* _JOB_:
Below are records; print only the lines from the line containing "Read out every word on this page." to the end, both included, reproduced exactly and without the pictures.
------------------------------------
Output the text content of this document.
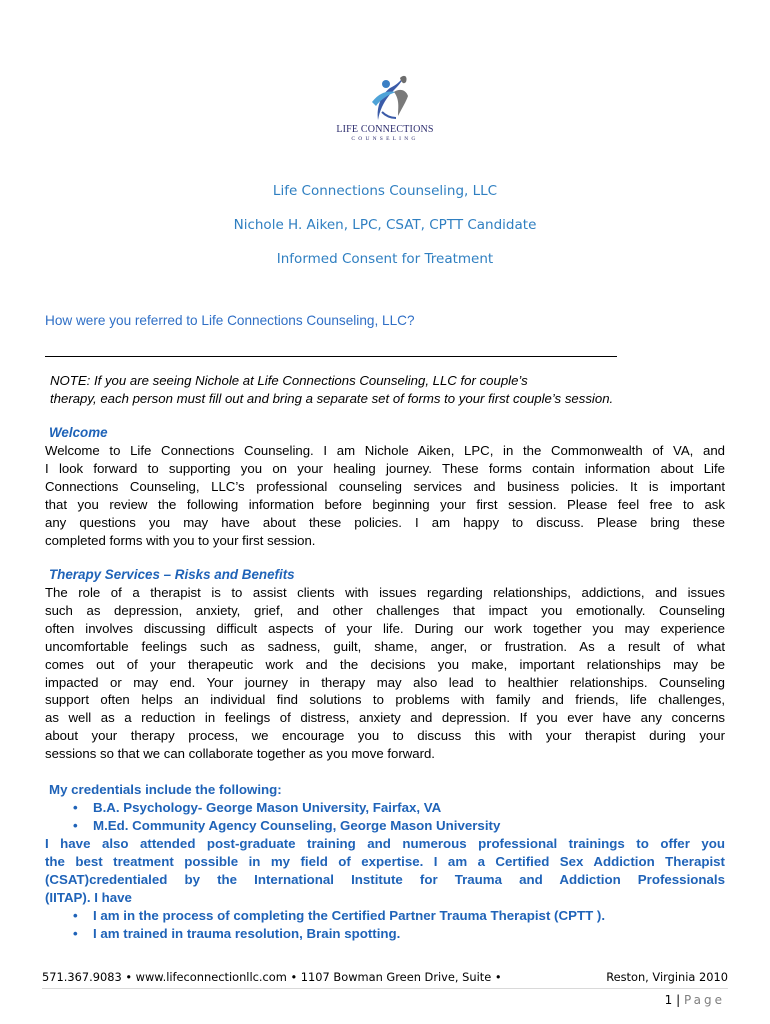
LIFE CONNECTIONS
COUNSELING
Life Connections Counseling, LLC
Nichole H. Aiken, LPC, CSAT, CPTT Candidate
Informed Consent for Treatment
How were you referred to Life Connections Counseling, LLC?
NOTE: If you are seeing Nichole at Life Connections Counseling, LLC for couple’s
therapy, each person must fill out and bring a separate set of forms to your first couple’s session.
Welcome
Welcome to Life Connections Counseling. I am Nichole Aiken, LPC, in the Commonwealth of VA, and
I look forward to supporting you on your healing journey. These forms contain information about Life
Connections Counseling, LLC’s professional counseling services and business policies. It is important
that you review the following information before beginning your first session. Please feel free to ask
any questions you may have about these policies. I am happy to discuss. Please bring these
completed forms with you to your first session.
Therapy Services – Risks and Benefits
The role of a therapist is to assist clients with issues regarding relationships, addictions, and issues
such as depression, anxiety, grief, and other challenges that impact you emotionally. Counseling
often involves discussing difficult aspects of your life. During our work together you may experience
uncomfortable feelings such as sadness, guilt, shame, anger, or frustration. As a result of what
comes out of your therapeutic work and the decisions you make, important relationships may be
impacted or may end. Your journey in therapy may also lead to healthier relationships. Counseling
support often helps an individual find solutions to problems with family and friends, life challenges,
as well as a reduction in feelings of distress, anxiety and depression. If you ever have any concerns
about your therapy process, we encourage you to discuss this with your therapist during your
sessions so that we can collaborate together as you move forward.
My credentials include the following:
• B.A. Psychology- George Mason University, Fairfax, VA
• M.Ed. Community Agency Counseling, George Mason University
I have also attended post-graduate training and numerous professional trainings to offer you
the best treatment possible in my field of expertise. I am a Certified Sex Addiction Therapist
(CSAT)credentialed by the International Institute for Trauma and Addiction Professionals
(IITAP). I have
• I am in the process of completing the Certified Partner Trauma Therapist (CPTT ).
• I am trained in trauma resolution, Brain spotting.
571.367.9083 • www.lifeconnectionllc.com • 1107 Bowman Green Drive, Suite •	Reston, Virginia 2010
1 | Page
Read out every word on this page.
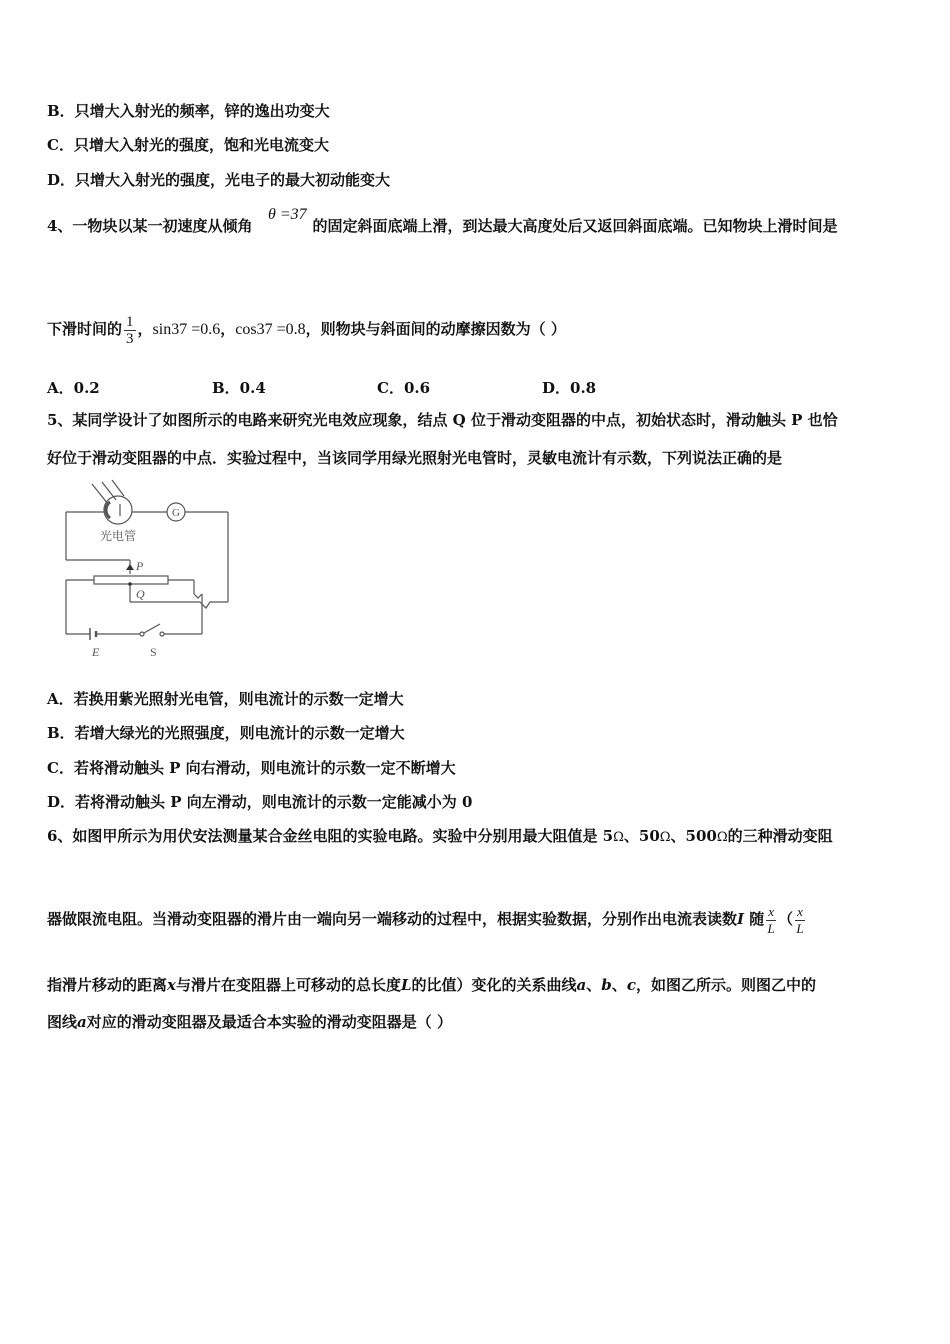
B．只增大入射光的频率，锌的逸出功变大
C．只增大入射光的强度，饱和光电流变大
D．只增大入射光的强度，光电子的最大初动能变大
4、一物块以某一初速度从倾角	的固定斜面底端上滑，到达最大高度处后又返回斜面底端。已知物块上滑时间是
θ =37
下滑时间的 $\frac{1}{3}$ ，sin37 =0.6，cos37 =0.8，则物块与斜面间的动摩擦因数为（ ）
A．0.2	B．0.4	C．0.6	D．0.8
5、某同学设计了如图所示的电路来研究光电效应现象，结点 Q 位于滑动变阻器的中点，初始状态时，滑动触头 P 也恰
好位于滑动变阻器的中点．实验过程中，当该同学用绿光照射光电管时，灵敏电流计有示数，下列说法正确的是
光电管
G
P
Q
E	S
A．若换用紫光照射光电管，则电流计的示数一定增大
B．若增大绿光的光照强度，则电流计的示数一定增大
C．若将滑动触头 P 向右滑动，则电流计的示数一定不断增大
D．若将滑动触头 P 向左滑动，则电流计的示数一定能减小为 0
6、如图甲所示为用伏安法测量某合金丝电阻的实验电路。实验中分别用最大阻值是 5Ω、50Ω、500Ω的三种滑动变阻
器做限流电阻。当滑动变阻器的滑片由一端向另一端移动的过程中，根据实验数据，分别作出电流表读数I 随 $\frac{x}{L}$ （ $\frac{x}{L}$
指滑片移动的距离x与滑片在变阻器上可移动的总长度L的比值）变化的关系曲线a、b、c，如图乙所示。则图乙中的
图线a对应的滑动变阻器及最适合本实验的滑动变阻器是（ ）
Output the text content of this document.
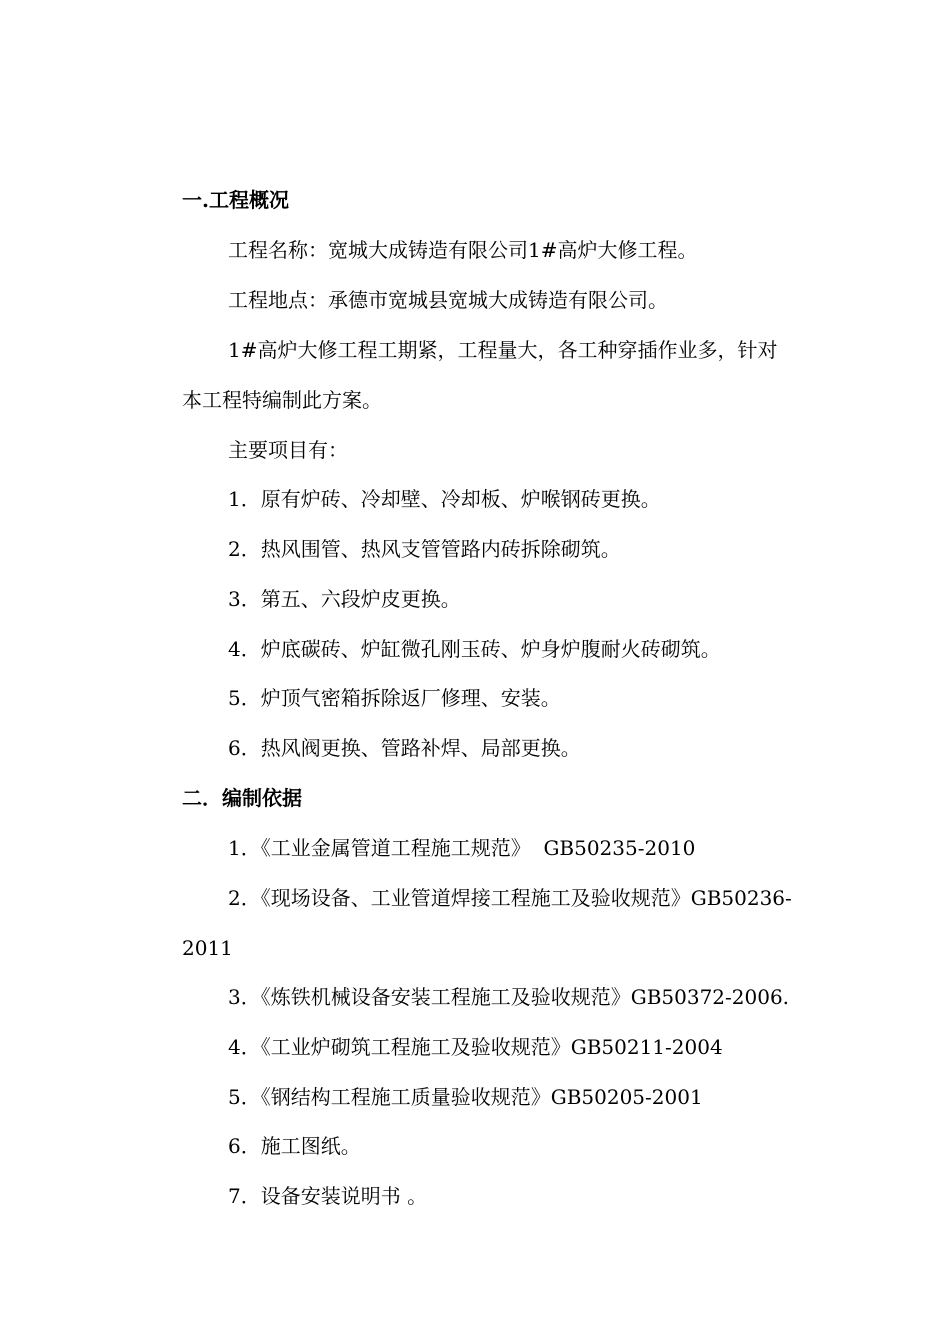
一.工程概况
工程名称：宽城大成铸造有限公司1#高炉大修工程。
工程地点：承德市宽城县宽城大成铸造有限公司。
1#高炉大修工程工期紧，工程量大，各工种穿插作业多，针对
本工程特编制此方案。
主要项目有：
1．原有炉砖、冷却壁、冷却板、炉喉钢砖更换。
2．热风围管、热风支管管路内砖拆除砌筑。
3．第五、六段炉皮更换。
4．炉底碳砖、炉缸微孔刚玉砖、炉身炉腹耐火砖砌筑。
5．炉顶气密箱拆除返厂修理、安装。
6．热风阀更换、管路补焊、局部更换。
二．编制依据
1．《工业金属管道工程施工规范》  GB50235-2010
2．《现场设备、工业管道焊接工程施工及验收规范》GB50236-
2011
3．《炼铁机械设备安装工程施工及验收规范》GB50372-2006.
4．《工业炉砌筑工程施工及验收规范》GB50211-2004
5．《钢结构工程施工质量验收规范》GB50205-2001
6．施工图纸。
7．设备安装说明书 。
------------------------------------
* _COMPLETED EXERCISE_:
Read out every word on this page.
B．只增大入射光的频率，锌的逸出功变大
C．只增大入射光的强度，饱和光电流变大
D．只增大入射光的强度，光电子的最大初动能变大
4、一物块以某一初速度从倾角	的固定斜面底端上滑，到达最大高度处后又返回斜面底端。已知物块上滑时间是
θ =37
下滑时间的 $\frac{1}{3}$ ，sin37 =0.6，cos37 =0.8，则物块与斜面间的动摩擦因数为（ ）
A．0.2	B．0.4	C．0.6	D．0.8
5、某同学设计了如图所示的电路来研究光电效应现象，结点 Q 位于滑动变阻器的中点，初始状态时，滑动触头 P 也恰
好位于滑动变阻器的中点．实验过程中，当该同学用绿光照射光电管时，灵敏电流计有示数，下列说法正确的是
光电管
G
P
Q
E	S
A．若换用紫光照射光电管，则电流计的示数一定增大
B．若增大绿光的光照强度，则电流计的示数一定增大
C．若将滑动触头 P 向右滑动，则电流计的示数一定不断增大
D．若将滑动触头 P 向左滑动，则电流计的示数一定能减小为 0
6、如图甲所示为用伏安法测量某合金丝电阻的实验电路。实验中分别用最大阻值是 5Ω、50Ω、500Ω的三种滑动变阻
器做限流电阻。当滑动变阻器的滑片由一端向另一端移动的过程中，根据实验数据，分别作出电流表读数I 随 $\frac{x}{L}$ （ $\frac{x}{L}$
指滑片移动的距离x与滑片在变阻器上可移动的总长度L的比值）变化的关系曲线a、b、c，如图乙所示。则图乙中的
图线a对应的滑动变阻器及最适合本实验的滑动变阻器是（ ）
Output the text content of this document.
一.工程概况
工程名称：宽城大成铸造有限公司1#高炉大修工程。
工程地点：承德市宽城县宽城大成铸造有限公司。
1#高炉大修工程工期紧，工程量大，各工种穿插作业多，针对
本工程特编制此方案。
主要项目有：
1．原有炉砖、冷却壁、冷却板、炉喉钢砖更换。
2．热风围管、热风支管管路内砖拆除砌筑。
3．第五、六段炉皮更换。
4．炉底碳砖、炉缸微孔刚玉砖、炉身炉腹耐火砖砌筑。
5．炉顶气密箱拆除返厂修理、安装。
6．热风阀更换、管路补焊、局部更换。
二．编制依据
1．《工业金属管道工程施工规范》  GB50235-2010
2．《现场设备、工业管道焊接工程施工及验收规范》GB50236-
2011
3．《炼铁机械设备安装工程施工及验收规范》GB50372-2006.
4．《工业炉砌筑工程施工及验收规范》GB50211-2004
5．《钢结构工程施工质量验收规范》GB50205-2001
6．施工图纸。
7．设备安装说明书 。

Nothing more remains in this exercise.